◆ **OBJECTIVE**: Pictures stay out of your copy, but everything else in the records below must be repeated exactly.

- - -

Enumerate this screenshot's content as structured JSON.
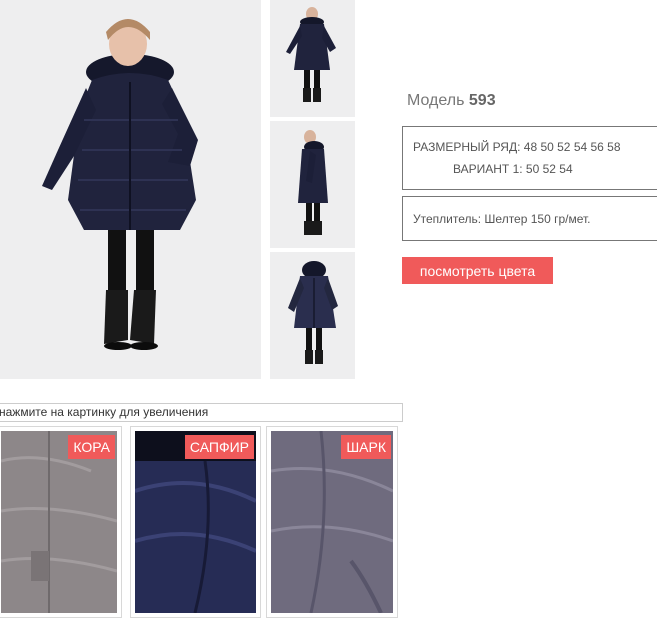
{
  "product": {
    "model_label": "Модель",
    "model_number": "593",
    "sizes_line": "РАЗМЕРНЫЙ РЯД: 48 50 52 54 56 58",
    "variant_line": "ВАРИАНТ 1: 50 52 54",
    "insulation_line": "Утеплитель: Шелтер 150 гр/мет.",
    "view_colors_button": "посмотреть цвета"
  },
  "gallery": {
    "main_photo_icon": "woman-in-coat-front",
    "thumbnails": [
      {
        "icon": "woman-in-coat-thumb-front"
      },
      {
        "icon": "woman-in-coat-thumb-side"
      },
      {
        "icon": "woman-in-coat-thumb-back"
      }
    ]
  },
  "colors": {
    "hint": "нажмите на картинку для увеличения",
    "swatches": [
      {
        "name": "КОРА",
        "fabric_color": "#8d8789"
      },
      {
        "name": "САПФИР",
        "fabric_color": "#262c55"
      },
      {
        "name": "ШАРК",
        "fabric_color": "#6f6b7e"
      }
    ],
    "accent": "#f05a5a"
  }
}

- - -

◆ **ANSWER TO THE EXERCISE**:
Enumerate this screenshot's content as structured JSON.
{
  "product": {
    "model_label": "Модель",
    "model_number": "593",
    "sizes_line": "РАЗМЕРНЫЙ РЯД: 48 50 52 54 56 58",
    "variant_line": "ВАРИАНТ 1: 50 52 54",
    "insulation_line": "Утеплитель: Шелтер 150 гр/мет.",
    "view_colors_button": "посмотреть цвета"
  },
  "gallery": {
    "main_photo_icon": "woman-in-coat-front",
    "thumbnails": [
      {
        "icon": "woman-in-coat-thumb-front"
      },
      {
        "icon": "woman-in-coat-thumb-side"
      },
      {
        "icon": "woman-in-coat-thumb-back"
      }
    ]
  },
  "colors": {
    "hint": "нажмите на картинку для увеличения",
    "swatches": [
      {
        "name": "КОРА",
        "fabric_color": "#8d8789"
      },
      {
        "name": "САПФИР",
        "fabric_color": "#262c55"
      },
      {
        "name": "ШАРК",
        "fabric_color": "#6f6b7e"
      }
    ],
    "accent": "#f05a5a"
  }
}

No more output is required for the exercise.